== DIRECTIONS ==
Copy each line of the records that contains the word "structured".
-------- DATASET EXCERPTS
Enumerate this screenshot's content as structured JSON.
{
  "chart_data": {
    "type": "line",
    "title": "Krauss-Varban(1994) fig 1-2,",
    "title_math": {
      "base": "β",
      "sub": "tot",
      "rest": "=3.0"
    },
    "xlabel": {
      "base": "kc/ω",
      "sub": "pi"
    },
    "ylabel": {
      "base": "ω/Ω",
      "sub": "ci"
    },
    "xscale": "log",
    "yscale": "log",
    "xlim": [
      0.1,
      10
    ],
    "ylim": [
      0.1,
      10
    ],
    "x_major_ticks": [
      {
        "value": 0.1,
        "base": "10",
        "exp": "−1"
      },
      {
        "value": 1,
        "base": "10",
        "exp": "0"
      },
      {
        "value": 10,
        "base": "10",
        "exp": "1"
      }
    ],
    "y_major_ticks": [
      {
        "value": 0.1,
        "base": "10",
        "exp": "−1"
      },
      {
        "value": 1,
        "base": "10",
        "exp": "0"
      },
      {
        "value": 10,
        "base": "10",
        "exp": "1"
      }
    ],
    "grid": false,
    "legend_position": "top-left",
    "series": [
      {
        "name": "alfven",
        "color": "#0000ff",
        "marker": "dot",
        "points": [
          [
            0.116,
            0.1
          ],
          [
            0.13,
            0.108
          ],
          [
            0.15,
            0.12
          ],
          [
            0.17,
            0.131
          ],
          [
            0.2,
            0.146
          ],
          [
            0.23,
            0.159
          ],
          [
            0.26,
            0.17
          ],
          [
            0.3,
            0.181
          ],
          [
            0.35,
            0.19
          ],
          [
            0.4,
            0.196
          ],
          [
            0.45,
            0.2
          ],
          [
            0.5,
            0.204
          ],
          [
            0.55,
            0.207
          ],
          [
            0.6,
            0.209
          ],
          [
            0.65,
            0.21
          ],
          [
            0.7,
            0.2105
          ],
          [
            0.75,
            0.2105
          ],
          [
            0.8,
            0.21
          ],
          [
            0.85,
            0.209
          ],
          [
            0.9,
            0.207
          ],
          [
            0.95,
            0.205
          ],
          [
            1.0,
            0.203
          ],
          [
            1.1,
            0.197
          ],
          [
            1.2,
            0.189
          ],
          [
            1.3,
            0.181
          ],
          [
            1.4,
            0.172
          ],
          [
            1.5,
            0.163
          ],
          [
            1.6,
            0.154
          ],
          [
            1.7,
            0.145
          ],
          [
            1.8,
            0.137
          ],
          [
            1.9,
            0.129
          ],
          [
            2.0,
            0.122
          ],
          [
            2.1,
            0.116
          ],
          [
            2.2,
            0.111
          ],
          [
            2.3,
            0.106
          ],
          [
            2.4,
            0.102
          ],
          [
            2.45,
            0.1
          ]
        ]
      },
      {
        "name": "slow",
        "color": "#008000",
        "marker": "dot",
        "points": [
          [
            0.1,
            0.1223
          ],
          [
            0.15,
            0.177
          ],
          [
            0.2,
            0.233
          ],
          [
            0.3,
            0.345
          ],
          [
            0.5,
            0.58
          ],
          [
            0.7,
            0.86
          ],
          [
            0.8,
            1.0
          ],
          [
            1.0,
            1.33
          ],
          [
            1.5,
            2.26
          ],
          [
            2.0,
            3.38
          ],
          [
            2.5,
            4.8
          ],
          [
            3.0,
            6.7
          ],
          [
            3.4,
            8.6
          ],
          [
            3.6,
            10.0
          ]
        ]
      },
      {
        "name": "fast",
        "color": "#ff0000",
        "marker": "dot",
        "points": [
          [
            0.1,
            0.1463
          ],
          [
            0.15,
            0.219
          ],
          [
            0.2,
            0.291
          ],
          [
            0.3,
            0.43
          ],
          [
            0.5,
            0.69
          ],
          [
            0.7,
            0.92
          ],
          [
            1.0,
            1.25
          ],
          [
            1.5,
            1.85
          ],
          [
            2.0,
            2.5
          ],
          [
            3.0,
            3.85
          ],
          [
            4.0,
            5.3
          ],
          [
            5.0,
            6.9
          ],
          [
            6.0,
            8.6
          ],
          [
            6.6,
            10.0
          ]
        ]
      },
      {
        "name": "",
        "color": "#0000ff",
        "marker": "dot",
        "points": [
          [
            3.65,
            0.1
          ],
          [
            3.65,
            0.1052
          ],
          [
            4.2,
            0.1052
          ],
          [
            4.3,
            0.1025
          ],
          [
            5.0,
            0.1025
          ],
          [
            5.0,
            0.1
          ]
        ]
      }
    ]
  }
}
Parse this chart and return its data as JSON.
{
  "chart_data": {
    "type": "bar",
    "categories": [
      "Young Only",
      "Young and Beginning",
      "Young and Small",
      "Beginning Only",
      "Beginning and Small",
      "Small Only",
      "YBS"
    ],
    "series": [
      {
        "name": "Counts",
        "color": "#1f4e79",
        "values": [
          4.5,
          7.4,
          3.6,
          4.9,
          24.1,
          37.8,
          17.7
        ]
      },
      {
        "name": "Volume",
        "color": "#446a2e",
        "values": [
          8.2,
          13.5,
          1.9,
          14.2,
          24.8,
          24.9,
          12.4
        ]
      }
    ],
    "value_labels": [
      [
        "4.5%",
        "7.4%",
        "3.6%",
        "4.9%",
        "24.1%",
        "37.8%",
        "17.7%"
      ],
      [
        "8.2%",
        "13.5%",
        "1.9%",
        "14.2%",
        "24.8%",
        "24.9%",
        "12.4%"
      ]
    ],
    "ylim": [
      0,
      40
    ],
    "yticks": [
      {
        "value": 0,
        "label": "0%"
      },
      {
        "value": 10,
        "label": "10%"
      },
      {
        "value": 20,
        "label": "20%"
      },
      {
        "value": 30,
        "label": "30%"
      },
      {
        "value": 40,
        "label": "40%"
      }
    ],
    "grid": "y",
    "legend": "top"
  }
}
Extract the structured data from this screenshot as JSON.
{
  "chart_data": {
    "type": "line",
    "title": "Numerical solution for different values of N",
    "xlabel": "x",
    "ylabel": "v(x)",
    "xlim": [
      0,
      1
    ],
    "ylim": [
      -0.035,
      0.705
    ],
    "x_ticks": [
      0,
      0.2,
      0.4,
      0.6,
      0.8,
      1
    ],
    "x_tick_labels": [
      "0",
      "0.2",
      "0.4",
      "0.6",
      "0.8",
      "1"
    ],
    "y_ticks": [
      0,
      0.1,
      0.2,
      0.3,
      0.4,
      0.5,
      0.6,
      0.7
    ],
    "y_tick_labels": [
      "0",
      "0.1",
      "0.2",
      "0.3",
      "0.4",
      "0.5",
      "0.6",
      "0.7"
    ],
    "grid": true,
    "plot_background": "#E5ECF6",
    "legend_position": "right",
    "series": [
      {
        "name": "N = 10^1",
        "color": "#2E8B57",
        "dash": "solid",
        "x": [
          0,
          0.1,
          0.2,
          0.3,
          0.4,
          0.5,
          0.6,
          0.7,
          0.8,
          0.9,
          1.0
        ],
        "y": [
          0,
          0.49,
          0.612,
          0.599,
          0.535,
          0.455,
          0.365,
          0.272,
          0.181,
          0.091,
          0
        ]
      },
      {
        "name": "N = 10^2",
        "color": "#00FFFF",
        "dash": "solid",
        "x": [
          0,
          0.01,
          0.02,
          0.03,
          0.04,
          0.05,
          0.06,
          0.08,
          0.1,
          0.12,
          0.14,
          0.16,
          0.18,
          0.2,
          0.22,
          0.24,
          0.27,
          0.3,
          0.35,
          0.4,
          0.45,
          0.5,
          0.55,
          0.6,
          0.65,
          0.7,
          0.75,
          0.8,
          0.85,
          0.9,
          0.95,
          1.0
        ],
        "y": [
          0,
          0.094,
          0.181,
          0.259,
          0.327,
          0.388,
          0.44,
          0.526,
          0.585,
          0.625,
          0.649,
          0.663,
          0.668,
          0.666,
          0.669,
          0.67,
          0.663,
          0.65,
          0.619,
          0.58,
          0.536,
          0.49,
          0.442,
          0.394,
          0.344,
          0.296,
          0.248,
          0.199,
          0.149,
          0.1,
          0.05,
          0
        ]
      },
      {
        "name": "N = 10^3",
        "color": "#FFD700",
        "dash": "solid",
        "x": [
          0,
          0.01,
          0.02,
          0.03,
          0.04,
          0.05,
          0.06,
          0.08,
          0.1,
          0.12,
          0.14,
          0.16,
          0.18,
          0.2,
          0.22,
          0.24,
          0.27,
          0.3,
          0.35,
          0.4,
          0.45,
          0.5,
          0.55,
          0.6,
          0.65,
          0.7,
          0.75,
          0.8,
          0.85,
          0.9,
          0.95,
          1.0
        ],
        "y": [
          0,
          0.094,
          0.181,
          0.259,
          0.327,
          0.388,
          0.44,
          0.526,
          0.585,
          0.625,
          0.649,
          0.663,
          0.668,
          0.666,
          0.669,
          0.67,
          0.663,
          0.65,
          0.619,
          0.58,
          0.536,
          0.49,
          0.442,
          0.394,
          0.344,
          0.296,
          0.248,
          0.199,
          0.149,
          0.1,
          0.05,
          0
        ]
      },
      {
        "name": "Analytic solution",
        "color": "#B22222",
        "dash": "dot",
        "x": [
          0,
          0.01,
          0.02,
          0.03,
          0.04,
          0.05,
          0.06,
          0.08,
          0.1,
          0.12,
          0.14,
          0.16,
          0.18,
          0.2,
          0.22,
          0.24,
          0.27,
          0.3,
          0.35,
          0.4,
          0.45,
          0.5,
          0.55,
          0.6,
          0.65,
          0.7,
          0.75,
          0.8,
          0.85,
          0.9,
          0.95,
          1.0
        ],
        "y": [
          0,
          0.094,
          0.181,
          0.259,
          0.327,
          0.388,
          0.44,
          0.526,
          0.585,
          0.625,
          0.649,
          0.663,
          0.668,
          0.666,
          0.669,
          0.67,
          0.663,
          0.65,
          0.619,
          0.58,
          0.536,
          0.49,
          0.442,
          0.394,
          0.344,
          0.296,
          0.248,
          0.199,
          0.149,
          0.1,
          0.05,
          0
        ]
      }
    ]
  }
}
----------------
== RESPONSE FOR THIS EXERCISE ==
Enumerate this screenshot's content as structured JSON.
Extract the structured data from this screenshot as JSON.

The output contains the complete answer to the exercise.